> _Work to complete_
Exactly reproduce each entry, leaving out nothing.

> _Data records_
_____

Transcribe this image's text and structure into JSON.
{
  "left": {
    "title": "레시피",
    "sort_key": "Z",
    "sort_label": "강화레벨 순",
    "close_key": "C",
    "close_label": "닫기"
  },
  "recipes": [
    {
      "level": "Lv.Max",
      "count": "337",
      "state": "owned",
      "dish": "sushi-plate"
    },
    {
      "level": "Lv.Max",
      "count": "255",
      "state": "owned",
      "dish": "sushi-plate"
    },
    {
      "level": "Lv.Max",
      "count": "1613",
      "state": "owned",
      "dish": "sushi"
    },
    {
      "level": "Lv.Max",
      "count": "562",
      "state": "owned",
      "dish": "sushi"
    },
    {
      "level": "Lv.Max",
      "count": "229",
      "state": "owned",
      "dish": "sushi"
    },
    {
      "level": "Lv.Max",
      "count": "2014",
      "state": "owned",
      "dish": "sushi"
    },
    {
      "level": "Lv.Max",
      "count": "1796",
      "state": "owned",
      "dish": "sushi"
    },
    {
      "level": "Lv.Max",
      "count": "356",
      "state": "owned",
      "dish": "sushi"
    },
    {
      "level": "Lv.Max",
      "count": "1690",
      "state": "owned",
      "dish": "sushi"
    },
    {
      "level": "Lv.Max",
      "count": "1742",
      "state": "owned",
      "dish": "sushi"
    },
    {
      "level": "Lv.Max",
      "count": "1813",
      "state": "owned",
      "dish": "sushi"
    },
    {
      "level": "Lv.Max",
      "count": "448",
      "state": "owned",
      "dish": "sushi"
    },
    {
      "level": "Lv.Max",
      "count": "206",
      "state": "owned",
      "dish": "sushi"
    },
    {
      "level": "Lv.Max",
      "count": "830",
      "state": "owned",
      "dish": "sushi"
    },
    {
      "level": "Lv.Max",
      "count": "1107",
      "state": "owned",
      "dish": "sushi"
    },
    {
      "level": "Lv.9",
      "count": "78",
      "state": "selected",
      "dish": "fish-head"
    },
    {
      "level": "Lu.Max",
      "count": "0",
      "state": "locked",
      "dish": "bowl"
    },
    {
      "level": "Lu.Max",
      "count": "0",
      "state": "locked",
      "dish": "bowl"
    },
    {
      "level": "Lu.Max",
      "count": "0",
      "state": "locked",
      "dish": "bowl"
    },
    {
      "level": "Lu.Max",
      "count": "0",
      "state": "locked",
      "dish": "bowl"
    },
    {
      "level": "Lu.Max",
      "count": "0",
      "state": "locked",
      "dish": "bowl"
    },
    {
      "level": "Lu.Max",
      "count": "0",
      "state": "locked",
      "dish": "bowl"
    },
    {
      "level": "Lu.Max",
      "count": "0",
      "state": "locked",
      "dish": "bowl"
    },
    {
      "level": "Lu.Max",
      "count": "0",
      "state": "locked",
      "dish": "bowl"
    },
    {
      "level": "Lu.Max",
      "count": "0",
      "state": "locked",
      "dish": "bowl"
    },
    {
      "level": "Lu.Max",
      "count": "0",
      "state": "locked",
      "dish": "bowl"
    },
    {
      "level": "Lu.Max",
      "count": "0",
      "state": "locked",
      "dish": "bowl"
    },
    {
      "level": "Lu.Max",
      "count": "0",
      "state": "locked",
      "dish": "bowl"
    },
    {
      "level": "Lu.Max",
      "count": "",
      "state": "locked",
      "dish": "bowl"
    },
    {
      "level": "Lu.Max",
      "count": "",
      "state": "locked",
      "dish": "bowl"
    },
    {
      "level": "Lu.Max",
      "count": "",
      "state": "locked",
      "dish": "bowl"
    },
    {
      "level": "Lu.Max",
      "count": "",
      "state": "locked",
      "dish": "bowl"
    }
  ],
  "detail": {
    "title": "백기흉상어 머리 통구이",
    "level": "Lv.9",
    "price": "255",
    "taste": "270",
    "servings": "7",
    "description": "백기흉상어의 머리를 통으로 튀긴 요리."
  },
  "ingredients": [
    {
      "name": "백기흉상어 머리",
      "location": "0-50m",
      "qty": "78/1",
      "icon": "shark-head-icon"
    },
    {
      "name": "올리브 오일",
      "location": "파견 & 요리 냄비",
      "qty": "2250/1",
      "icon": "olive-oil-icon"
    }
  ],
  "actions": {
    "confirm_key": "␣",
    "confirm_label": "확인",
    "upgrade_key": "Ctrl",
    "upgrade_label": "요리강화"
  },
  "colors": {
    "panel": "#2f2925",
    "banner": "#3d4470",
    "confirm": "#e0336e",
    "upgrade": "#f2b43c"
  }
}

_____

> _Response below_
Transcribe this image's text and structure into JSON.
{
  "left": {
    "title": "레시피",
    "sort_key": "Z",
    "sort_label": "강화레벨 순",
    "close_key": "C",
    "close_label": "닫기"
  },
  "recipes": [
    {
      "level": "Lv.Max",
      "count": "337",
      "state": "owned",
      "dish": "sushi-plate"
    },
    {
      "level": "Lv.Max",
      "count": "255",
      "state": "owned",
      "dish": "sushi-plate"
    },
    {
      "level": "Lv.Max",
      "count": "1613",
      "state": "owned",
      "dish": "sushi"
    },
    {
      "level": "Lv.Max",
      "count": "562",
      "state": "owned",
      "dish": "sushi"
    },
    {
      "level": "Lv.Max",
      "count": "229",
      "state": "owned",
      "dish": "sushi"
    },
    {
      "level": "Lv.Max",
      "count": "2014",
      "state": "owned",
      "dish": "sushi"
    },
    {
      "level": "Lv.Max",
      "count": "1796",
      "state": "owned",
      "dish": "sushi"
    },
    {
      "level": "Lv.Max",
      "count": "356",
      "state": "owned",
      "dish": "sushi"
    },
    {
      "level": "Lv.Max",
      "count": "1690",
      "state": "owned",
      "dish": "sushi"
    },
    {
      "level": "Lv.Max",
      "count": "1742",
      "state": "owned",
      "dish": "sushi"
    },
    {
      "level": "Lv.Max",
      "count": "1813",
      "state": "owned",
      "dish": "sushi"
    },
    {
      "level": "Lv.Max",
      "count": "448",
      "state": "owned",
      "dish": "sushi"
    },
    {
      "level": "Lv.Max",
      "count": "206",
      "state": "owned",
      "dish": "sushi"
    },
    {
      "level": "Lv.Max",
      "count": "830",
      "state": "owned",
      "dish": "sushi"
    },
    {
      "level": "Lv.Max",
      "count": "1107",
      "state": "owned",
      "dish": "sushi"
    },
    {
      "level": "Lv.9",
      "count": "78",
      "state": "selected",
      "dish": "fish-head"
    },
    {
      "level": "Lu.Max",
      "count": "0",
      "state": "locked",
      "dish": "bowl"
    },
    {
      "level": "Lu.Max",
      "count": "0",
      "state": "locked",
      "dish": "bowl"
    },
    {
      "level": "Lu.Max",
      "count": "0",
      "state": "locked",
      "dish": "bowl"
    },
    {
      "level": "Lu.Max",
      "count": "0",
      "state": "locked",
      "dish": "bowl"
    },
    {
      "level": "Lu.Max",
      "count": "0",
      "state": "locked",
      "dish": "bowl"
    },
    {
      "level": "Lu.Max",
      "count": "0",
      "state": "locked",
      "dish": "bowl"
    },
    {
      "level": "Lu.Max",
      "count": "0",
      "state": "locked",
      "dish": "bowl"
    },
    {
      "level": "Lu.Max",
      "count": "0",
      "state": "locked",
      "dish": "bowl"
    },
    {
      "level": "Lu.Max",
      "count": "0",
      "state": "locked",
      "dish": "bowl"
    },
    {
      "level": "Lu.Max",
      "count": "0",
      "state": "locked",
      "dish": "bowl"
    },
    {
      "level": "Lu.Max",
      "count": "0",
      "state": "locked",
      "dish": "bowl"
    },
    {
      "level": "Lu.Max",
      "count": "0",
      "state": "locked",
      "dish": "bowl"
    },
    {
      "level": "Lu.Max",
      "count": "",
      "state": "locked",
      "dish": "bowl"
    },
    {
      "level": "Lu.Max",
      "count": "",
      "state": "locked",
      "dish": "bowl"
    },
    {
      "level": "Lu.Max",
      "count": "",
      "state": "locked",
      "dish": "bowl"
    },
    {
      "level": "Lu.Max",
      "count": "",
      "state": "locked",
      "dish": "bowl"
    }
  ],
  "detail": {
    "title": "백기흉상어 머리 통구이",
    "level": "Lv.9",
    "price": "255",
    "taste": "270",
    "servings": "7",
    "description": "백기흉상어의 머리를 통으로 튀긴 요리."
  },
  "ingredients": [
    {
      "name": "백기흉상어 머리",
      "location": "0-50m",
      "qty": "78/1",
      "icon": "shark-head-icon"
    },
    {
      "name": "올리브 오일",
      "location": "파견 & 요리 냄비",
      "qty": "2250/1",
      "icon": "olive-oil-icon"
    }
  ],
  "actions": {
    "confirm_key": "␣",
    "confirm_label": "확인",
    "upgrade_key": "Ctrl",
    "upgrade_label": "요리강화"
  },
  "colors": {
    "panel": "#2f2925",
    "banner": "#3d4470",
    "confirm": "#e0336e",
    "upgrade": "#f2b43c"
  }
}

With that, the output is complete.